**Instruction**
From the entries that follow, extract each line holding the string "this".

**Material shown**
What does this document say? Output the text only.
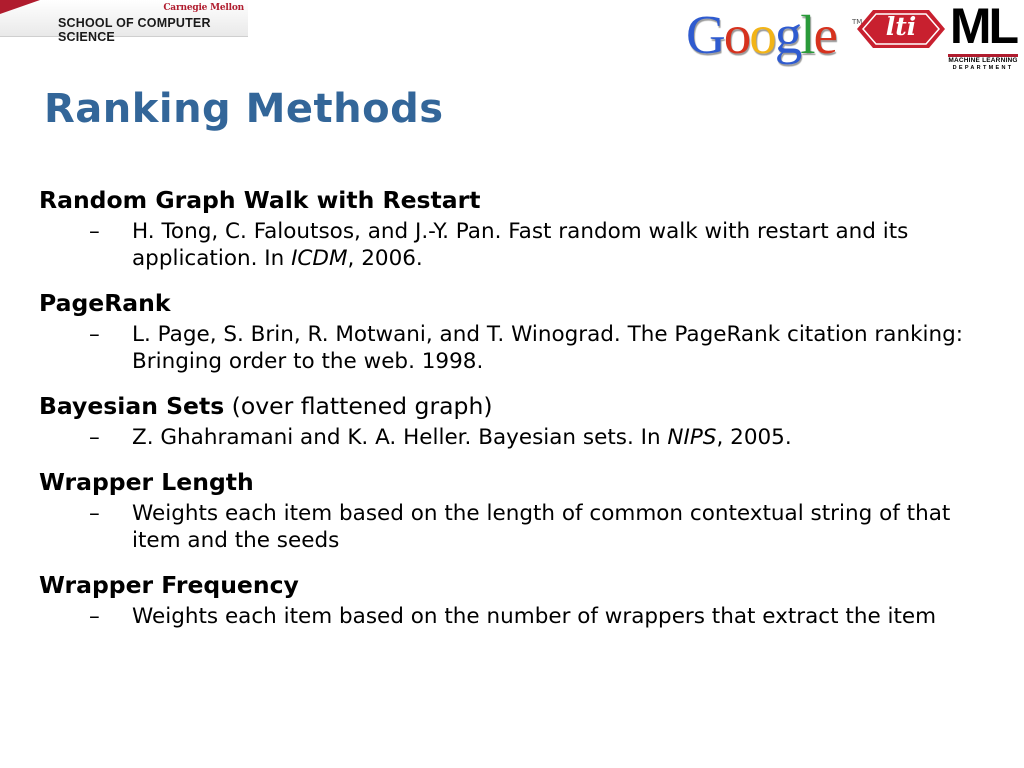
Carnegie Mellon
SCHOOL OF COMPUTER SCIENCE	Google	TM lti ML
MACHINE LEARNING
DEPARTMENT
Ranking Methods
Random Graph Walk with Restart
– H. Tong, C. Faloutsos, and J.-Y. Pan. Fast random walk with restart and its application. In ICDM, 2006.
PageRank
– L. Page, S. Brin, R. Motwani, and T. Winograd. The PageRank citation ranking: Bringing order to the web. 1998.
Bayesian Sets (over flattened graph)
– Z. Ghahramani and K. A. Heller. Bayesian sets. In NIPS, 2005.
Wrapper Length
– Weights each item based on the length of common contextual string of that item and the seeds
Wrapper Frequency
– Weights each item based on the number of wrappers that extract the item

==

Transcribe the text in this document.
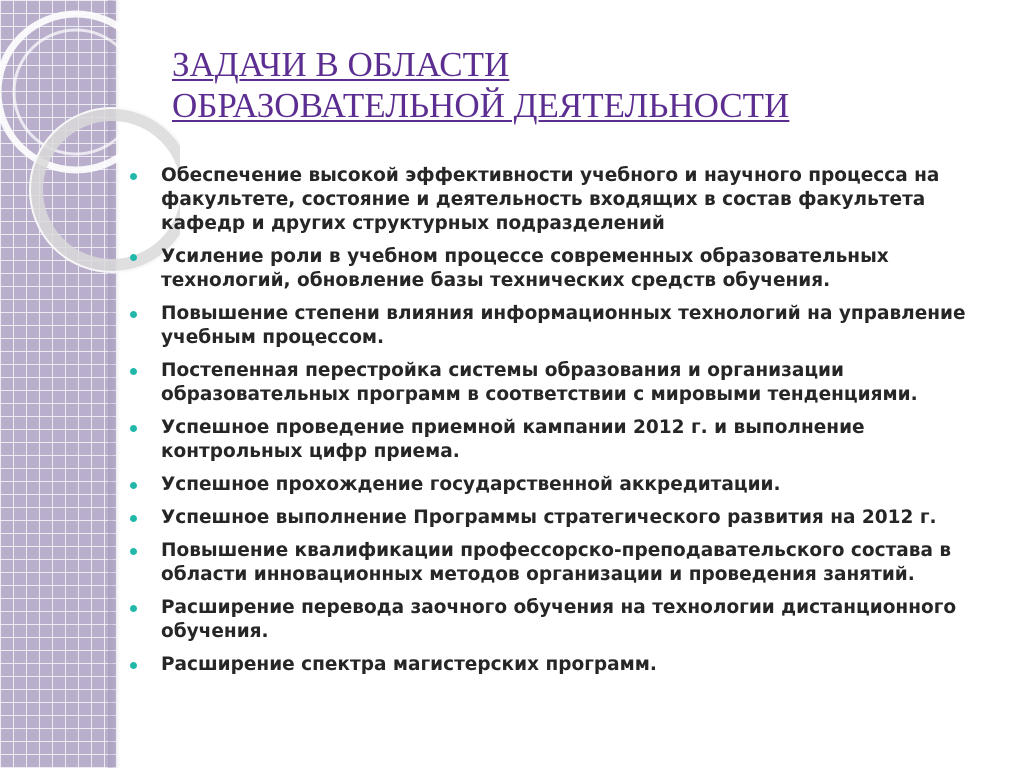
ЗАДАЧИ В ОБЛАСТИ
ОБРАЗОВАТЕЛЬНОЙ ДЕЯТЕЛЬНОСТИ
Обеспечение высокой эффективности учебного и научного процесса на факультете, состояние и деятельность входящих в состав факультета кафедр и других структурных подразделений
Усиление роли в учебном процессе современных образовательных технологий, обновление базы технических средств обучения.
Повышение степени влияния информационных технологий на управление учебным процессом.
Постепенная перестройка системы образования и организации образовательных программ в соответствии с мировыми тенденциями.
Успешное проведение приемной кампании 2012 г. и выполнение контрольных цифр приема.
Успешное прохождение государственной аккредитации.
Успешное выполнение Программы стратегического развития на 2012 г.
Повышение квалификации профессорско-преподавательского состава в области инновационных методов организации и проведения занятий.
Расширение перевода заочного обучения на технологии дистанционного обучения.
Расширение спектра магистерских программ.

...

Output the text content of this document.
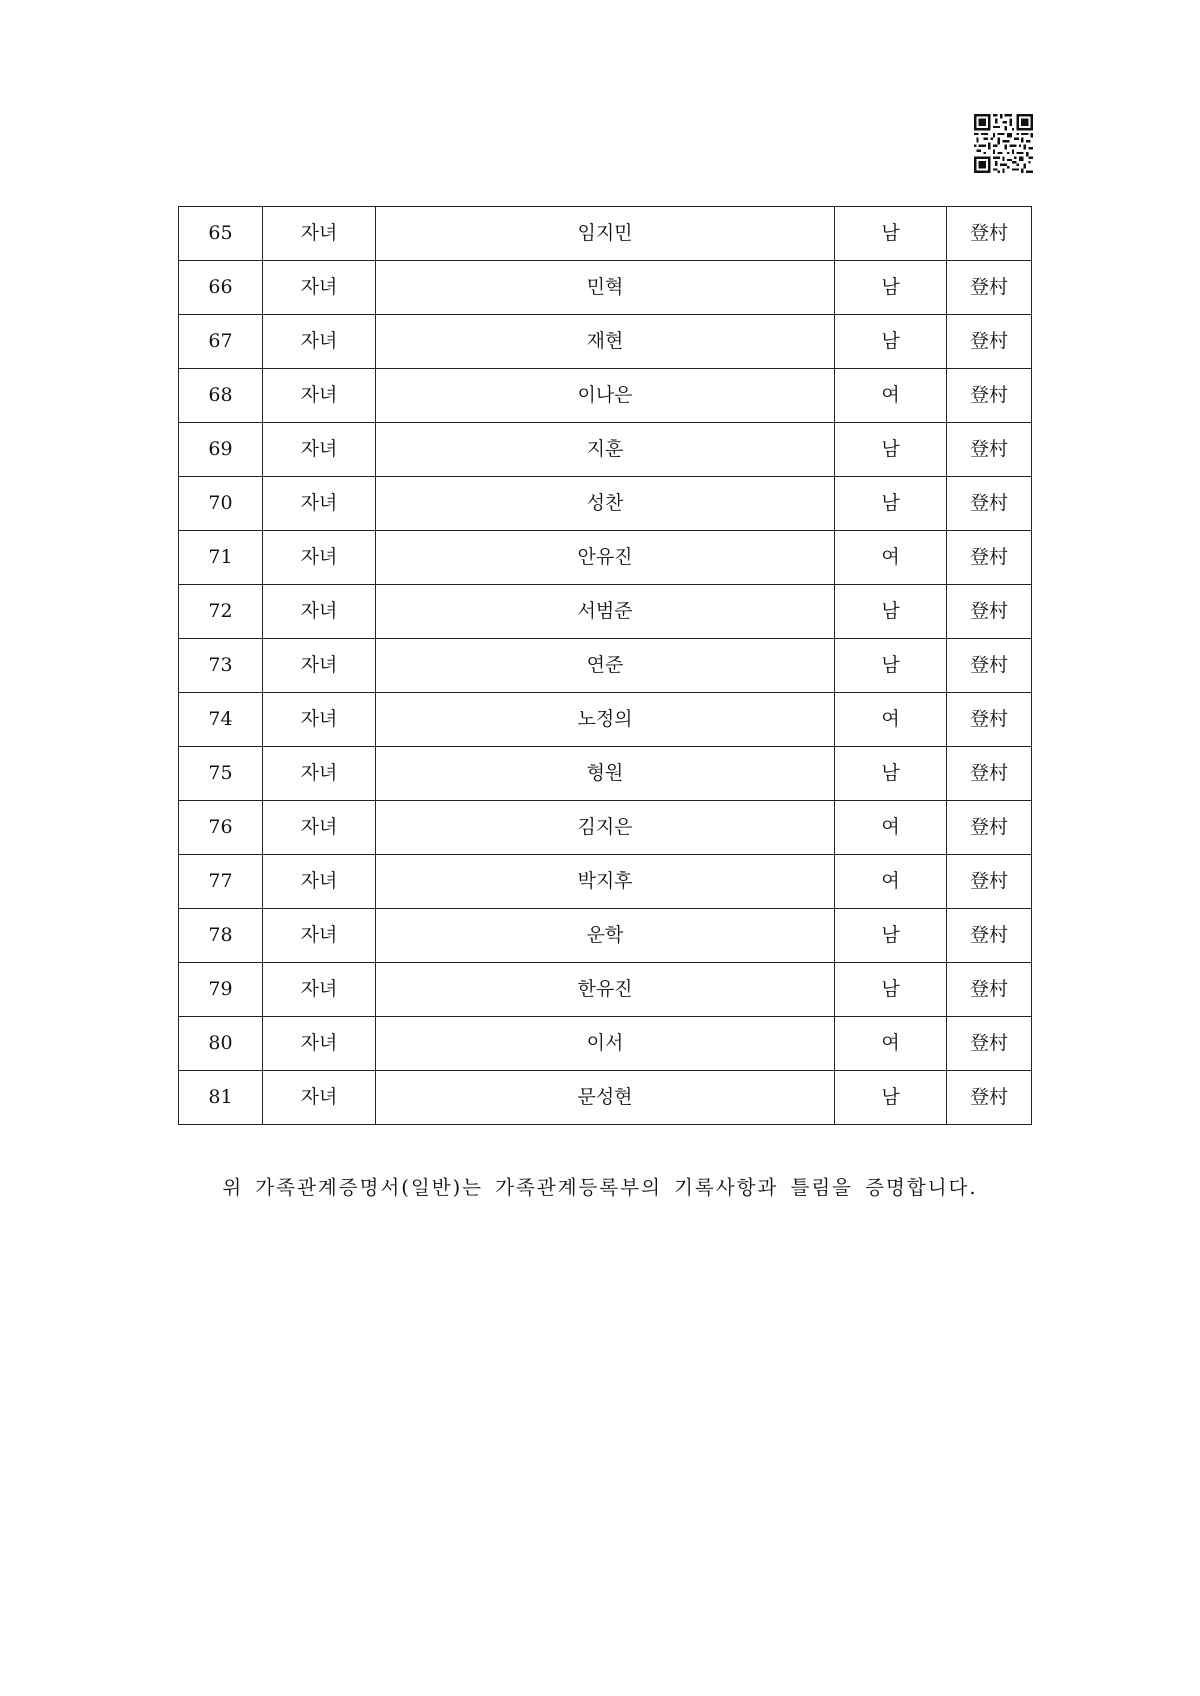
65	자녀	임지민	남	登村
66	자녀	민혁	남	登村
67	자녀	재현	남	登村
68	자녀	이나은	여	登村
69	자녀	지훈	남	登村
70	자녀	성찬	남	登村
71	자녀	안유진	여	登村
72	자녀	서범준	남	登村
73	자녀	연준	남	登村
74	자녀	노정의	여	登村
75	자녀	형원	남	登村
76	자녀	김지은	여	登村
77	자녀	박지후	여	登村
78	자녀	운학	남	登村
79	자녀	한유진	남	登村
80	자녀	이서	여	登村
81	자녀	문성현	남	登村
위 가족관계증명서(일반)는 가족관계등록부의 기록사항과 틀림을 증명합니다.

**Expected answer**
What does this document say? Output the text only.
Transcribe the text in this document.
Output the text content of this document.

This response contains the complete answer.